Description of the task:
Will you give every entry again exactly as it stands?

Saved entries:
──────────────────────────────

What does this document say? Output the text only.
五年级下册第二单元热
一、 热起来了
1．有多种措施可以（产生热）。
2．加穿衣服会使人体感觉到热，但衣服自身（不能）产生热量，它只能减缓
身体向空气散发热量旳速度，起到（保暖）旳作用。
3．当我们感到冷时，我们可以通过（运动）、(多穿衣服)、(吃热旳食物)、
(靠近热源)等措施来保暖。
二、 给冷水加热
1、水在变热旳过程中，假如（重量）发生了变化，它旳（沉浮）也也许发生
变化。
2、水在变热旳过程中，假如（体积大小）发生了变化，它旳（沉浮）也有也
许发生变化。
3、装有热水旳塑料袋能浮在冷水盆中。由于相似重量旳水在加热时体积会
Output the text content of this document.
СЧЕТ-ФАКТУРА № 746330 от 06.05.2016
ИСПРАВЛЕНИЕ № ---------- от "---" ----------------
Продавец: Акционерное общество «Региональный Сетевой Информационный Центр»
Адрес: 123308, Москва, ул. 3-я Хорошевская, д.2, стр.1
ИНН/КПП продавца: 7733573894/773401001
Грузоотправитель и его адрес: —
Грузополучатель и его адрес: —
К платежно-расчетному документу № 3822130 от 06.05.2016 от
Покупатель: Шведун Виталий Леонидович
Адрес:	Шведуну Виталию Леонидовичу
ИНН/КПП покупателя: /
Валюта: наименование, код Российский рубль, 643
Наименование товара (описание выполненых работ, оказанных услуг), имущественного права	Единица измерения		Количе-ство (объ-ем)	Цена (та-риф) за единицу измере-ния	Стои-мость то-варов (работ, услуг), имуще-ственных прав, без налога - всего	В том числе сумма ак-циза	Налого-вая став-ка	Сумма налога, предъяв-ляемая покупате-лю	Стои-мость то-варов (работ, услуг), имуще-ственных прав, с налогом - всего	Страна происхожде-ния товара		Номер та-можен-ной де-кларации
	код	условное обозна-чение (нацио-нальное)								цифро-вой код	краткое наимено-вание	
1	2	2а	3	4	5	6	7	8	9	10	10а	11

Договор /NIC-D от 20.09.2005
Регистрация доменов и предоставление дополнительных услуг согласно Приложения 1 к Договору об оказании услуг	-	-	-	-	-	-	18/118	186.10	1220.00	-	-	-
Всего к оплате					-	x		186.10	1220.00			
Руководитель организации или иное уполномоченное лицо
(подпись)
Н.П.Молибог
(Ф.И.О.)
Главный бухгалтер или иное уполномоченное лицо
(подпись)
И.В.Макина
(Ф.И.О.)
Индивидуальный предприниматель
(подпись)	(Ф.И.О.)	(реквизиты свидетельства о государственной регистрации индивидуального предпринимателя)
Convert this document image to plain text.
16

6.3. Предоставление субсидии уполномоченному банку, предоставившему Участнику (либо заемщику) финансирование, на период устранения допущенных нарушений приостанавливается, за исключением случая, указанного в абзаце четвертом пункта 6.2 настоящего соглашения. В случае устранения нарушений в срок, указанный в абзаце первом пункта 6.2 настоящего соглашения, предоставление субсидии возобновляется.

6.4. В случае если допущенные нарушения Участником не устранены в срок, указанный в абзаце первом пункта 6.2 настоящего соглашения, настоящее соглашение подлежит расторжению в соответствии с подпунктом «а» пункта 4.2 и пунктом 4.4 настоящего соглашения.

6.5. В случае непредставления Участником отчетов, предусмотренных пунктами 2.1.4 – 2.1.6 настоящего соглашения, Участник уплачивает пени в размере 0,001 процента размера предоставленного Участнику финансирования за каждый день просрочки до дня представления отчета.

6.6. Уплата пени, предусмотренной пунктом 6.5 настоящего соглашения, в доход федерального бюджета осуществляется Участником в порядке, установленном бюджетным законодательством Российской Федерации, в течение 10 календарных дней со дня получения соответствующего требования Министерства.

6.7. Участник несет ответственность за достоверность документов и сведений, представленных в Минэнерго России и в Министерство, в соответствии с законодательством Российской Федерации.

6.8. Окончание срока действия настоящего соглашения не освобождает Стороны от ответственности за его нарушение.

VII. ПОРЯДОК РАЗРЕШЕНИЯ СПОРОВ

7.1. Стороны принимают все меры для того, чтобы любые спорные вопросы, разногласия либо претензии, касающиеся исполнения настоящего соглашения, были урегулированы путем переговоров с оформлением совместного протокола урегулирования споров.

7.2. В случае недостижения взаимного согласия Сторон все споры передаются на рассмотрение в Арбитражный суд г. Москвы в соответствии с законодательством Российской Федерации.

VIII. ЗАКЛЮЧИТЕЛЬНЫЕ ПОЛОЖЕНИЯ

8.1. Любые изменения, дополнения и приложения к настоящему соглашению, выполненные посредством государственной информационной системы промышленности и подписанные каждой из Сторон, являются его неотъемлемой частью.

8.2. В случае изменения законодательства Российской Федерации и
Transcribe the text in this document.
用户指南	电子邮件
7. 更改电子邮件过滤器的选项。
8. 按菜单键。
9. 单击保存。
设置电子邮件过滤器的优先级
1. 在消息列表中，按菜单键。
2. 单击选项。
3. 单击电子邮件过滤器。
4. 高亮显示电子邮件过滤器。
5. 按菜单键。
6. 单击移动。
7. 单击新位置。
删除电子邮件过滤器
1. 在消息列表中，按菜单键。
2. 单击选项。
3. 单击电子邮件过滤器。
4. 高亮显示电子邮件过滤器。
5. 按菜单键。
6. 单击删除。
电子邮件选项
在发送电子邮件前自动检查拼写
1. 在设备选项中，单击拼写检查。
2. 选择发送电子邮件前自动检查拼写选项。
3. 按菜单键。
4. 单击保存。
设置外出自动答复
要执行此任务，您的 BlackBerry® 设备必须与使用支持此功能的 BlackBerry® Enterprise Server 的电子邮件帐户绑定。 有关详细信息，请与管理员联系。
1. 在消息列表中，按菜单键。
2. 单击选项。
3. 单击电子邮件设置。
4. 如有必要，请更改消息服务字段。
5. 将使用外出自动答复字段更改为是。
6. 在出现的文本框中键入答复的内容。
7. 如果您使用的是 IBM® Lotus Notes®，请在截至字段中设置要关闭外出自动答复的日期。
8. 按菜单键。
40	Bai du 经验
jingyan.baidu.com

──────────────────────────────

Expected answer:
What does this document say? Output the text only.
五年级下册第二单元热
一、 热起来了
1．有多种措施可以（产生热）。
2．加穿衣服会使人体感觉到热，但衣服自身（不能）产生热量，它只能减缓
身体向空气散发热量旳速度，起到（保暖）旳作用。
3．当我们感到冷时，我们可以通过（运动）、(多穿衣服)、(吃热旳食物)、
(靠近热源)等措施来保暖。
二、 给冷水加热
1、水在变热旳过程中，假如（重量）发生了变化，它旳（沉浮）也也许发生
变化。
2、水在变热旳过程中，假如（体积大小）发生了变化，它旳（沉浮）也有也
许发生变化。
3、装有热水旳塑料袋能浮在冷水盆中。由于相似重量旳水在加热时体积会
Output the text content of this document.
СЧЕТ-ФАКТУРА № 746330 от 06.05.2016
ИСПРАВЛЕНИЕ № ---------- от "---" ----------------
Продавец: Акционерное общество «Региональный Сетевой Информационный Центр»
Адрес: 123308, Москва, ул. 3-я Хорошевская, д.2, стр.1
ИНН/КПП продавца: 7733573894/773401001
Грузоотправитель и его адрес: —
Грузополучатель и его адрес: —
К платежно-расчетному документу № 3822130 от 06.05.2016 от
Покупатель: Шведун Виталий Леонидович
Адрес:	Шведуну Виталию Леонидовичу
ИНН/КПП покупателя: /
Валюта: наименование, код Российский рубль, 643
Наименование товара (описание выполненых работ, оказанных услуг), имущественного права	Единица измерения		Количе-ство (объ-ем)	Цена (та-риф) за единицу измере-ния	Стои-мость то-варов (работ, услуг), имуще-ственных прав, без налога - всего	В том числе сумма ак-циза	Налого-вая став-ка	Сумма налога, предъяв-ляемая покупате-лю	Стои-мость то-варов (работ, услуг), имуще-ственных прав, с налогом - всего	Страна происхожде-ния товара		Номер та-можен-ной де-кларации
	код	условное обозна-чение (нацио-нальное)								цифро-вой код	краткое наимено-вание	
1	2	2а	3	4	5	6	7	8	9	10	10а	11

Договор /NIC-D от 20.09.2005
Регистрация доменов и предоставление дополнительных услуг согласно Приложения 1 к Договору об оказании услуг	-	-	-	-	-	-	18/118	186.10	1220.00	-	-	-
Всего к оплате					-	x		186.10	1220.00			
Руководитель организации или иное уполномоченное лицо
(подпись)
Н.П.Молибог
(Ф.И.О.)
Главный бухгалтер или иное уполномоченное лицо
(подпись)
И.В.Макина
(Ф.И.О.)
Индивидуальный предприниматель
(подпись)	(Ф.И.О.)	(реквизиты свидетельства о государственной регистрации индивидуального предпринимателя)
Convert this document image to plain text.
16

6.3. Предоставление субсидии уполномоченному банку, предоставившему Участнику (либо заемщику) финансирование, на период устранения допущенных нарушений приостанавливается, за исключением случая, указанного в абзаце четвертом пункта 6.2 настоящего соглашения. В случае устранения нарушений в срок, указанный в абзаце первом пункта 6.2 настоящего соглашения, предоставление субсидии возобновляется.

6.4. В случае если допущенные нарушения Участником не устранены в срок, указанный в абзаце первом пункта 6.2 настоящего соглашения, настоящее соглашение подлежит расторжению в соответствии с подпунктом «а» пункта 4.2 и пунктом 4.4 настоящего соглашения.

6.5. В случае непредставления Участником отчетов, предусмотренных пунктами 2.1.4 – 2.1.6 настоящего соглашения, Участник уплачивает пени в размере 0,001 процента размера предоставленного Участнику финансирования за каждый день просрочки до дня представления отчета.

6.6. Уплата пени, предусмотренной пунктом 6.5 настоящего соглашения, в доход федерального бюджета осуществляется Участником в порядке, установленном бюджетным законодательством Российской Федерации, в течение 10 календарных дней со дня получения соответствующего требования Министерства.

6.7. Участник несет ответственность за достоверность документов и сведений, представленных в Минэнерго России и в Министерство, в соответствии с законодательством Российской Федерации.

6.8. Окончание срока действия настоящего соглашения не освобождает Стороны от ответственности за его нарушение.

VII. ПОРЯДОК РАЗРЕШЕНИЯ СПОРОВ

7.1. Стороны принимают все меры для того, чтобы любые спорные вопросы, разногласия либо претензии, касающиеся исполнения настоящего соглашения, были урегулированы путем переговоров с оформлением совместного протокола урегулирования споров.

7.2. В случае недостижения взаимного согласия Сторон все споры передаются на рассмотрение в Арбитражный суд г. Москвы в соответствии с законодательством Российской Федерации.

VIII. ЗАКЛЮЧИТЕЛЬНЫЕ ПОЛОЖЕНИЯ

8.1. Любые изменения, дополнения и приложения к настоящему соглашению, выполненные посредством государственной информационной системы промышленности и подписанные каждой из Сторон, являются его неотъемлемой частью.

8.2. В случае изменения законодательства Российской Федерации и
Transcribe the text in this document.
用户指南	电子邮件
7. 更改电子邮件过滤器的选项。
8. 按菜单键。
9. 单击保存。
设置电子邮件过滤器的优先级
1. 在消息列表中，按菜单键。
2. 单击选项。
3. 单击电子邮件过滤器。
4. 高亮显示电子邮件过滤器。
5. 按菜单键。
6. 单击移动。
7. 单击新位置。
删除电子邮件过滤器
1. 在消息列表中，按菜单键。
2. 单击选项。
3. 单击电子邮件过滤器。
4. 高亮显示电子邮件过滤器。
5. 按菜单键。
6. 单击删除。
电子邮件选项
在发送电子邮件前自动检查拼写
1. 在设备选项中，单击拼写检查。
2. 选择发送电子邮件前自动检查拼写选项。
3. 按菜单键。
4. 单击保存。
设置外出自动答复
要执行此任务，您的 BlackBerry® 设备必须与使用支持此功能的 BlackBerry® Enterprise Server 的电子邮件帐户绑定。 有关详细信息，请与管理员联系。
1. 在消息列表中，按菜单键。
2. 单击选项。
3. 单击电子邮件设置。
4. 如有必要，请更改消息服务字段。
5. 将使用外出自动答复字段更改为是。
6. 在出现的文本框中键入答复的内容。
7. 如果您使用的是 IBM® Lotus Notes®，请在截至字段中设置要关闭外出自动答复的日期。
8. 按菜单键。
40	Bai du 经验
jingyan.baidu.com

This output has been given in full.